** EXERCISE OBJECTIVE **
Return every record below exactly as written, omitting any pictures.

** INPUT DATA **
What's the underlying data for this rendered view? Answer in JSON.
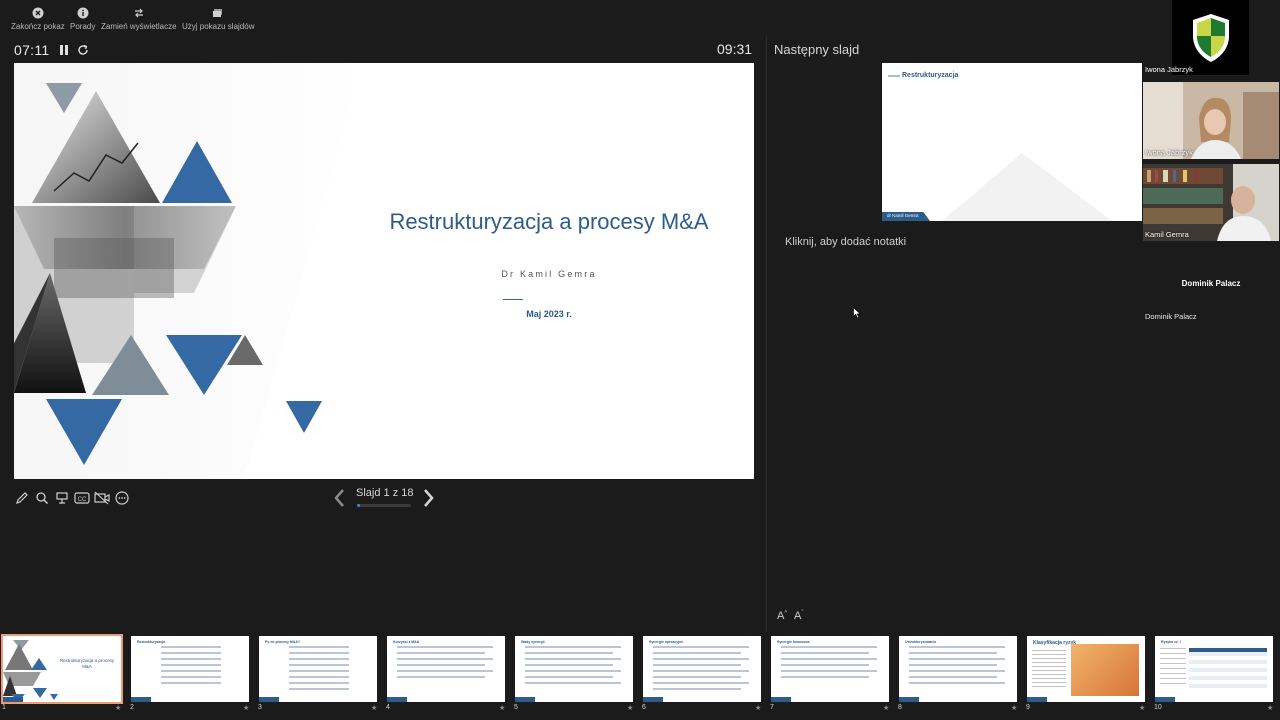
{
  "toolbar": {
    "end_show": "Zakończ pokaz",
    "tips": "Porady",
    "swap_displays": "Zamień wyświetlacze",
    "use_slideshow": "Użyj pokazu slajdów"
  },
  "presenter": {
    "elapsed": "07:11",
    "clock": "09:31",
    "slide_counter": "Slajd 1 z 18",
    "progress_fraction": 0.056
  },
  "slide": {
    "title": "Restrukturyzacja a procesy M&A",
    "author": "Dr Kamil Gemra",
    "date": "Maj 2023 r."
  },
  "next": {
    "label": "Następny slajd",
    "title": "Restrukturyzacja",
    "tag": "dr Kamil Gemra"
  },
  "notes": {
    "hint": "Kliknij, aby dodać notatki",
    "font_up": "A",
    "font_down": "A"
  },
  "participants": {
    "label_over": "Iwona Jabrzyk",
    "p1": "Iwona Jabrzyk",
    "p2": "Kamil Gemra",
    "p3_center": "Dominik Palacz",
    "p3_name": "Dominik Palacz"
  },
  "thumbnails": [
    {
      "num": "1",
      "title": "Restrukturyzacja a procesy M&A",
      "star": "★"
    },
    {
      "num": "2",
      "title": "Restrukturyzacja",
      "star": "★"
    },
    {
      "num": "3",
      "title": "Po co procesy M&A?",
      "star": "★"
    },
    {
      "num": "4",
      "title": "Korzyści z M&A",
      "star": "★"
    },
    {
      "num": "5",
      "title": "Wady synergii",
      "star": "★"
    },
    {
      "num": "6",
      "title": "Synergie operacyjne",
      "star": "★"
    },
    {
      "num": "7",
      "title": "Synergie finansowe",
      "star": "★"
    },
    {
      "num": "8",
      "title": "Ustrukturyzowanie",
      "star": "★"
    },
    {
      "num": "9",
      "title": "Klasyfikacja ryzyk",
      "star": "★"
    },
    {
      "num": "10",
      "title": "Ryzyka cz. I",
      "star": "★"
    }
  ],
  "colors": {
    "accent_blue": "#2d5b8a",
    "triangle_blue": "#3569a4",
    "active_outline": "#f09a78"
  }
}
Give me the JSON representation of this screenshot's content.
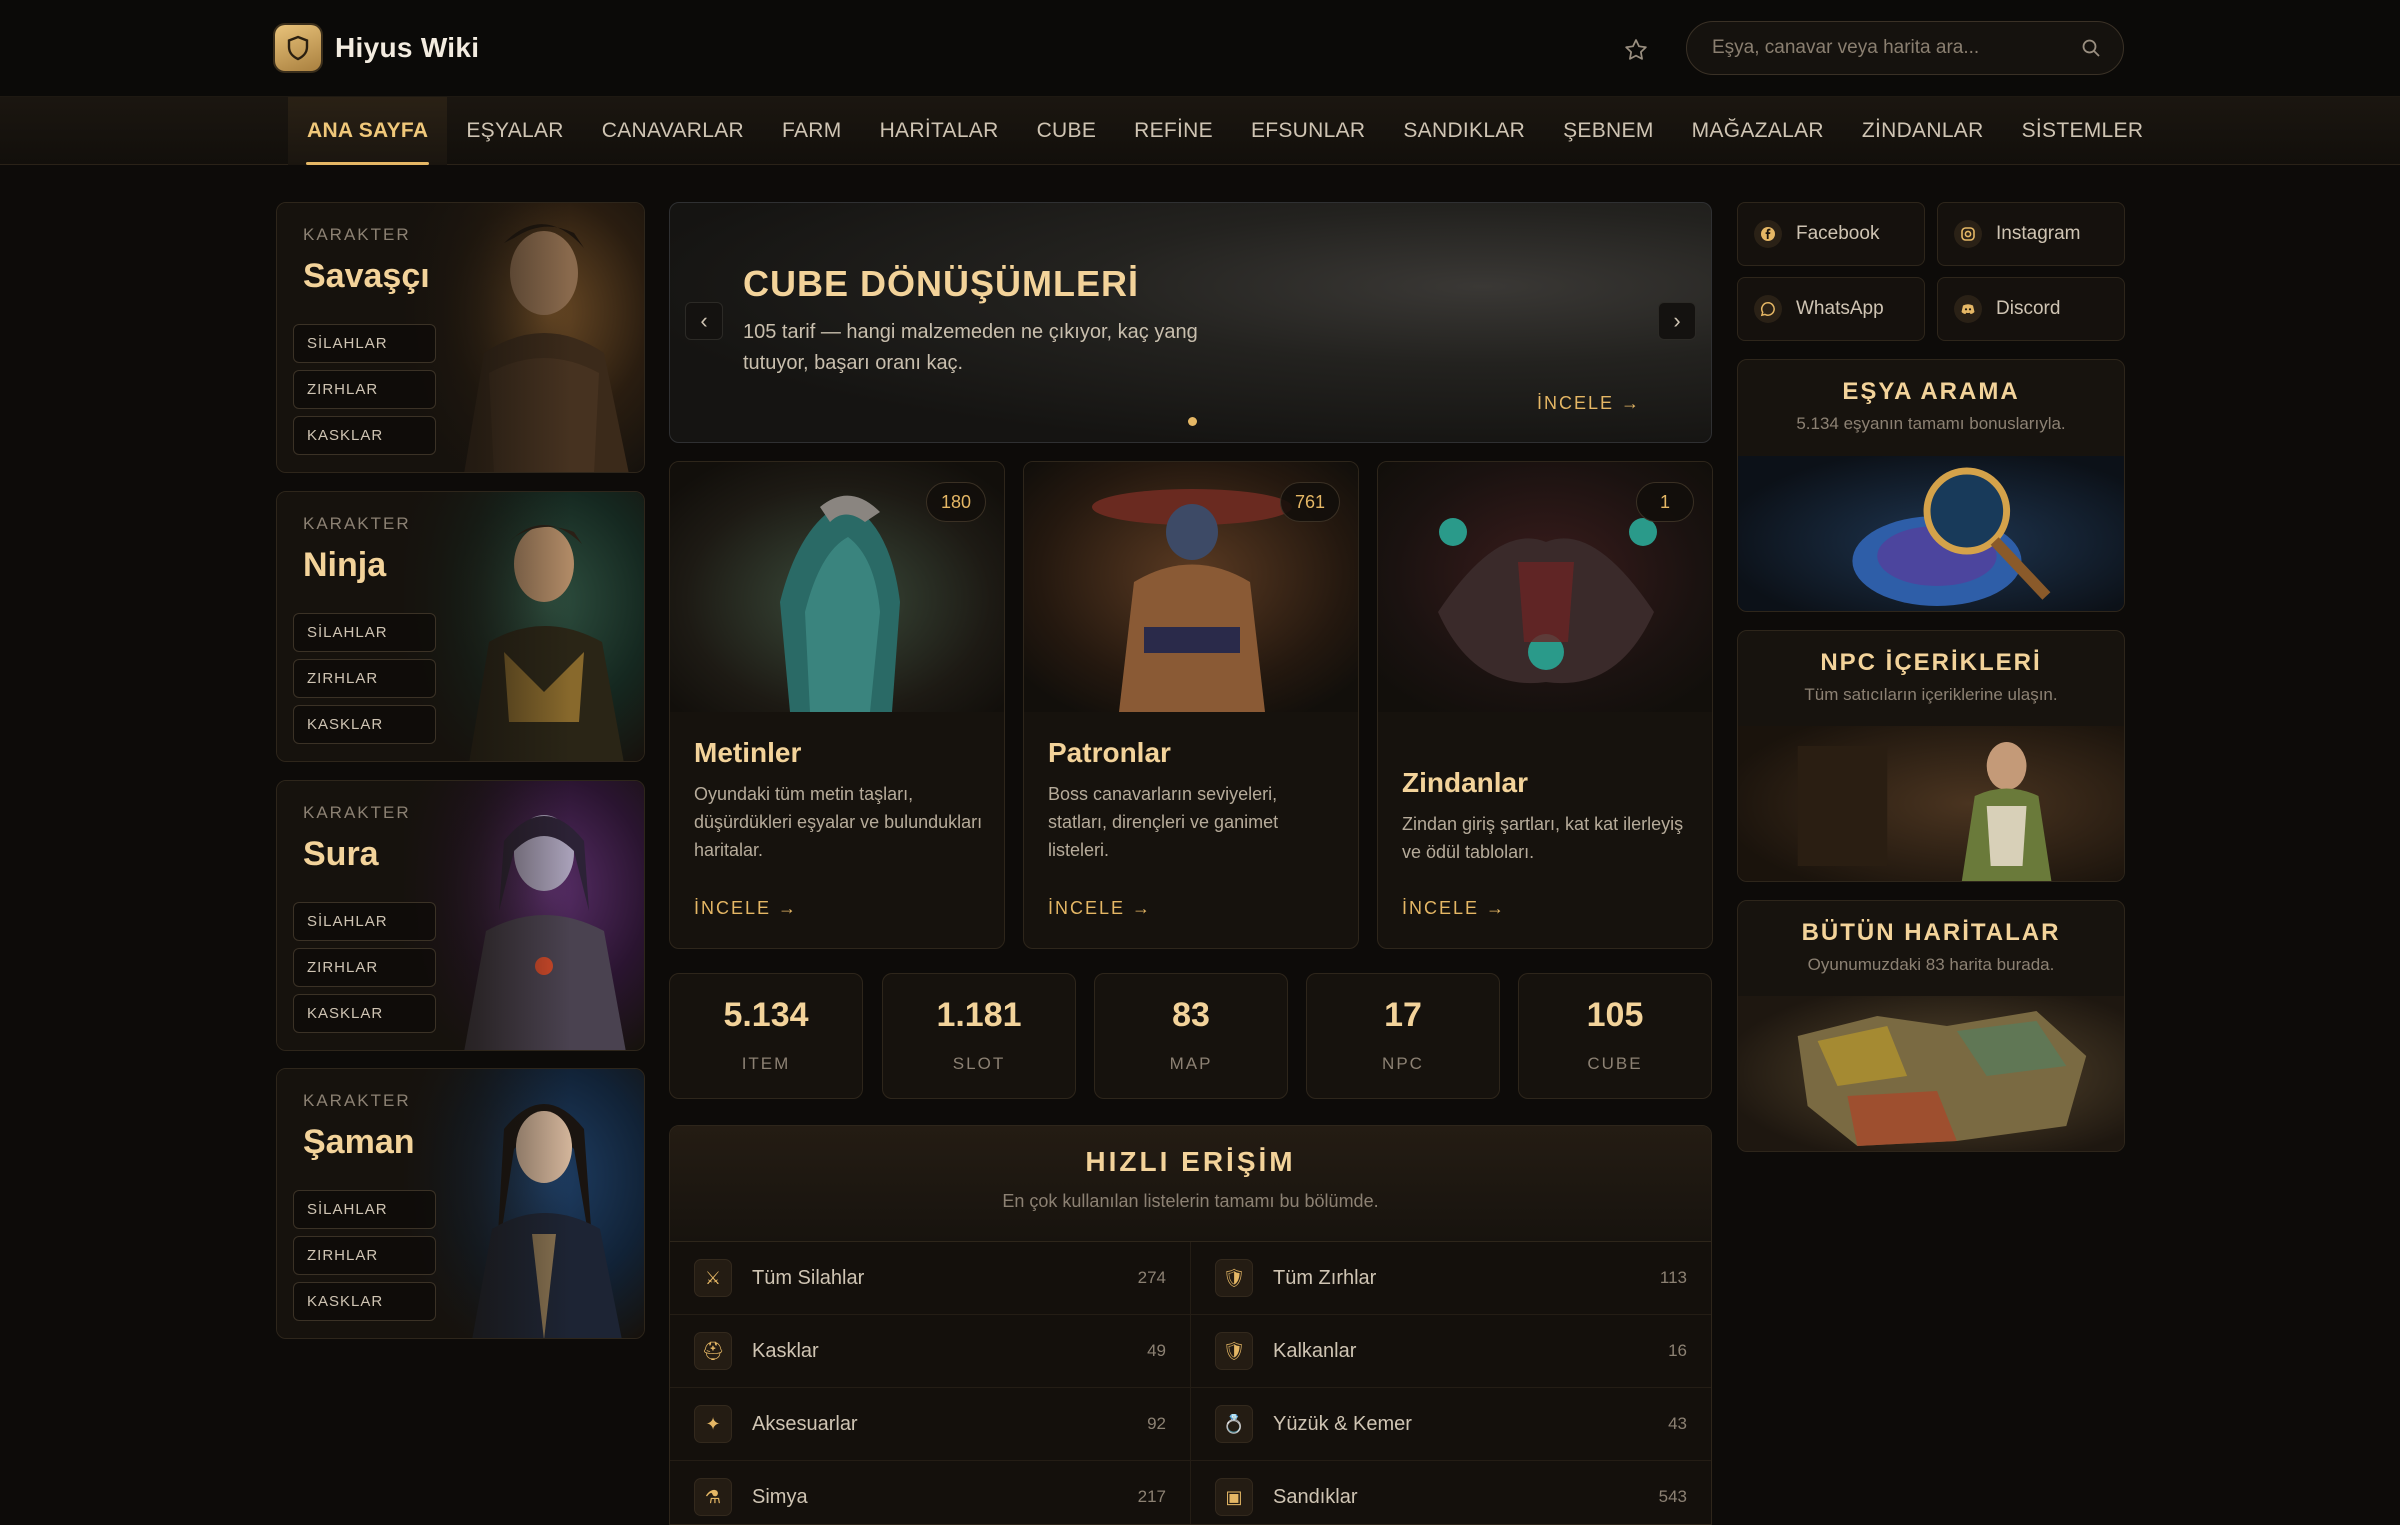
{
  "header": {
    "brand": "Hiyus Wiki",
    "search_placeholder": "Eşya, canavar veya harita ara..."
  },
  "nav": {
    "items": [
      "ANA SAYFA",
      "EŞYALAR",
      "CANAVARLAR",
      "FARM",
      "HARİTALAR",
      "CUBE",
      "REFİNE",
      "EFSUNLAR",
      "SANDIKLAR",
      "ŞEBNEM",
      "MAĞAZALAR",
      "ZİNDANLAR",
      "SİSTEMLER"
    ],
    "active": "ANA SAYFA"
  },
  "characters": [
    {
      "kicker": "KARAKTER",
      "name": "Savaşçı",
      "buttons": [
        "SİLAHLAR",
        "ZIRHLAR",
        "KASKLAR"
      ]
    },
    {
      "kicker": "KARAKTER",
      "name": "Ninja",
      "buttons": [
        "SİLAHLAR",
        "ZIRHLAR",
        "KASKLAR"
      ]
    },
    {
      "kicker": "KARAKTER",
      "name": "Sura",
      "buttons": [
        "SİLAHLAR",
        "ZIRHLAR",
        "KASKLAR"
      ]
    },
    {
      "kicker": "KARAKTER",
      "name": "Şaman",
      "buttons": [
        "SİLAHLAR",
        "ZIRHLAR",
        "KASKLAR"
      ]
    }
  ],
  "hero": {
    "title": "CUBE DÖNÜŞÜMLERİ",
    "description": "105 tarif — hangi malzemeden ne çıkıyor, kaç yang tutuyor, başarı oranı kaç.",
    "link": "İNCELE →",
    "prev": "‹",
    "next": "›"
  },
  "features": [
    {
      "title": "Metinler",
      "count": "180",
      "description": "Oyundaki tüm metin taşları, düşürdükleri eşyalar ve bulundukları haritalar.",
      "link": "İNCELE →"
    },
    {
      "title": "Patronlar",
      "count": "761",
      "description": "Boss canavarların seviyeleri, statları, dirençleri ve ganimet listeleri.",
      "link": "İNCELE →"
    },
    {
      "title": "Zindanlar",
      "count": "1",
      "description": "Zindan giriş şartları, kat kat ilerleyiş ve ödül tabloları.",
      "link": "İNCELE →"
    }
  ],
  "stats": [
    {
      "value": "5.134",
      "label": "ITEM"
    },
    {
      "value": "1.181",
      "label": "SLOT"
    },
    {
      "value": "83",
      "label": "MAP"
    },
    {
      "value": "17",
      "label": "NPC"
    },
    {
      "value": "105",
      "label": "CUBE"
    }
  ],
  "quick_access": {
    "title": "HIZLI ERİŞİM",
    "subtitle": "En çok kullanılan listelerin tamamı bu bölümde.",
    "items": [
      {
        "label": "Tüm Silahlar",
        "count": "274",
        "icon": "⚔"
      },
      {
        "label": "Tüm Zırhlar",
        "count": "113",
        "icon": "🛡"
      },
      {
        "label": "Kasklar",
        "count": "49",
        "icon": "⛑"
      },
      {
        "label": "Kalkanlar",
        "count": "16",
        "icon": "🛡"
      },
      {
        "label": "Aksesuarlar",
        "count": "92",
        "icon": "✦"
      },
      {
        "label": "Yüzük & Kemer",
        "count": "43",
        "icon": "💍"
      },
      {
        "label": "Simya",
        "count": "217",
        "icon": "⚗"
      },
      {
        "label": "Sandıklar",
        "count": "543",
        "icon": "▣"
      }
    ]
  },
  "social": [
    {
      "label": "Facebook",
      "icon": "facebook-icon"
    },
    {
      "label": "Instagram",
      "icon": "instagram-icon"
    },
    {
      "label": "WhatsApp",
      "icon": "whatsapp-icon"
    },
    {
      "label": "Discord",
      "icon": "discord-icon"
    }
  ],
  "side_cards": [
    {
      "title": "EŞYA ARAMA",
      "subtitle": "5.134 eşyanın tamamı bonuslarıyla."
    },
    {
      "title": "NPC İÇERİKLERİ",
      "subtitle": "Tüm satıcıların içeriklerine ulaşın."
    },
    {
      "title": "BÜTÜN HARİTALAR",
      "subtitle": "Oyunumuzdaki 83 harita burada."
    }
  ],
  "colors": {
    "accent": "#e5b765",
    "title": "#f3d39a",
    "background": "#0d0b09"
  }
}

** EXERCISE RESULT **
What's the underlying data for this rendered view? Answer in JSON.
{
  "toolbar": {
    "end_show": "Zakończ pokaz",
    "tips": "Porady",
    "swap_displays": "Zamień wyświetlacze",
    "use_slideshow": "Użyj pokazu slajdów"
  },
  "presenter": {
    "elapsed": "07:11",
    "clock": "09:31",
    "slide_counter": "Slajd 1 z 18",
    "progress_fraction": 0.056
  },
  "slide": {
    "title": "Restrukturyzacja a procesy M&A",
    "author": "Dr Kamil Gemra",
    "date": "Maj 2023 r."
  },
  "next": {
    "label": "Następny slajd",
    "title": "Restrukturyzacja",
    "tag": "dr Kamil Gemra"
  },
  "notes": {
    "hint": "Kliknij, aby dodać notatki",
    "font_up": "A",
    "font_down": "A"
  },
  "participants": {
    "label_over": "Iwona Jabrzyk",
    "p1": "Iwona Jabrzyk",
    "p2": "Kamil Gemra",
    "p3_center": "Dominik Palacz",
    "p3_name": "Dominik Palacz"
  },
  "thumbnails": [
    {
      "num": "1",
      "title": "Restrukturyzacja a procesy M&A",
      "star": "★"
    },
    {
      "num": "2",
      "title": "Restrukturyzacja",
      "star": "★"
    },
    {
      "num": "3",
      "title": "Po co procesy M&A?",
      "star": "★"
    },
    {
      "num": "4",
      "title": "Korzyści z M&A",
      "star": "★"
    },
    {
      "num": "5",
      "title": "Wady synergii",
      "star": "★"
    },
    {
      "num": "6",
      "title": "Synergie operacyjne",
      "star": "★"
    },
    {
      "num": "7",
      "title": "Synergie finansowe",
      "star": "★"
    },
    {
      "num": "8",
      "title": "Ustrukturyzowanie",
      "star": "★"
    },
    {
      "num": "9",
      "title": "Klasyfikacja ryzyk",
      "star": "★"
    },
    {
      "num": "10",
      "title": "Ryzyka cz. I",
      "star": "★"
    }
  ],
  "colors": {
    "accent_blue": "#2d5b8a",
    "triangle_blue": "#3569a4",
    "active_outline": "#f09a78"
  }
}
Give me the JSON representation of this screenshot's content.
{
  "header": {
    "brand": "Hiyus Wiki",
    "search_placeholder": "Eşya, canavar veya harita ara..."
  },
  "nav": {
    "items": [
      "ANA SAYFA",
      "EŞYALAR",
      "CANAVARLAR",
      "FARM",
      "HARİTALAR",
      "CUBE",
      "REFİNE",
      "EFSUNLAR",
      "SANDIKLAR",
      "ŞEBNEM",
      "MAĞAZALAR",
      "ZİNDANLAR",
      "SİSTEMLER"
    ],
    "active": "ANA SAYFA"
  },
  "characters": [
    {
      "kicker": "KARAKTER",
      "name": "Savaşçı",
      "buttons": [
        "SİLAHLAR",
        "ZIRHLAR",
        "KASKLAR"
      ]
    },
    {
      "kicker": "KARAKTER",
      "name": "Ninja",
      "buttons": [
        "SİLAHLAR",
        "ZIRHLAR",
        "KASKLAR"
      ]
    },
    {
      "kicker": "KARAKTER",
      "name": "Sura",
      "buttons": [
        "SİLAHLAR",
        "ZIRHLAR",
        "KASKLAR"
      ]
    },
    {
      "kicker": "KARAKTER",
      "name": "Şaman",
      "buttons": [
        "SİLAHLAR",
        "ZIRHLAR",
        "KASKLAR"
      ]
    }
  ],
  "hero": {
    "title": "CUBE DÖNÜŞÜMLERİ",
    "description": "105 tarif — hangi malzemeden ne çıkıyor, kaç yang tutuyor, başarı oranı kaç.",
    "link": "İNCELE →",
    "prev": "‹",
    "next": "›"
  },
  "features": [
    {
      "title": "Metinler",
      "count": "180",
      "description": "Oyundaki tüm metin taşları, düşürdükleri eşyalar ve bulundukları haritalar.",
      "link": "İNCELE →"
    },
    {
      "title": "Patronlar",
      "count": "761",
      "description": "Boss canavarların seviyeleri, statları, dirençleri ve ganimet listeleri.",
      "link": "İNCELE →"
    },
    {
      "title": "Zindanlar",
      "count": "1",
      "description": "Zindan giriş şartları, kat kat ilerleyiş ve ödül tabloları.",
      "link": "İNCELE →"
    }
  ],
  "stats": [
    {
      "value": "5.134",
      "label": "ITEM"
    },
    {
      "value": "1.181",
      "label": "SLOT"
    },
    {
      "value": "83",
      "label": "MAP"
    },
    {
      "value": "17",
      "label": "NPC"
    },
    {
      "value": "105",
      "label": "CUBE"
    }
  ],
  "quick_access": {
    "title": "HIZLI ERİŞİM",
    "subtitle": "En çok kullanılan listelerin tamamı bu bölümde.",
    "items": [
      {
        "label": "Tüm Silahlar",
        "count": "274",
        "icon": "⚔"
      },
      {
        "label": "Tüm Zırhlar",
        "count": "113",
        "icon": "🛡"
      },
      {
        "label": "Kasklar",
        "count": "49",
        "icon": "⛑"
      },
      {
        "label": "Kalkanlar",
        "count": "16",
        "icon": "🛡"
      },
      {
        "label": "Aksesuarlar",
        "count": "92",
        "icon": "✦"
      },
      {
        "label": "Yüzük & Kemer",
        "count": "43",
        "icon": "💍"
      },
      {
        "label": "Simya",
        "count": "217",
        "icon": "⚗"
      },
      {
        "label": "Sandıklar",
        "count": "543",
        "icon": "▣"
      }
    ]
  },
  "social": [
    {
      "label": "Facebook",
      "icon": "facebook-icon"
    },
    {
      "label": "Instagram",
      "icon": "instagram-icon"
    },
    {
      "label": "WhatsApp",
      "icon": "whatsapp-icon"
    },
    {
      "label": "Discord",
      "icon": "discord-icon"
    }
  ],
  "side_cards": [
    {
      "title": "EŞYA ARAMA",
      "subtitle": "5.134 eşyanın tamamı bonuslarıyla."
    },
    {
      "title": "NPC İÇERİKLERİ",
      "subtitle": "Tüm satıcıların içeriklerine ulaşın."
    },
    {
      "title": "BÜTÜN HARİTALAR",
      "subtitle": "Oyunumuzdaki 83 harita burada."
    }
  ],
  "colors": {
    "accent": "#e5b765",
    "title": "#f3d39a",
    "background": "#0d0b09"
  }
}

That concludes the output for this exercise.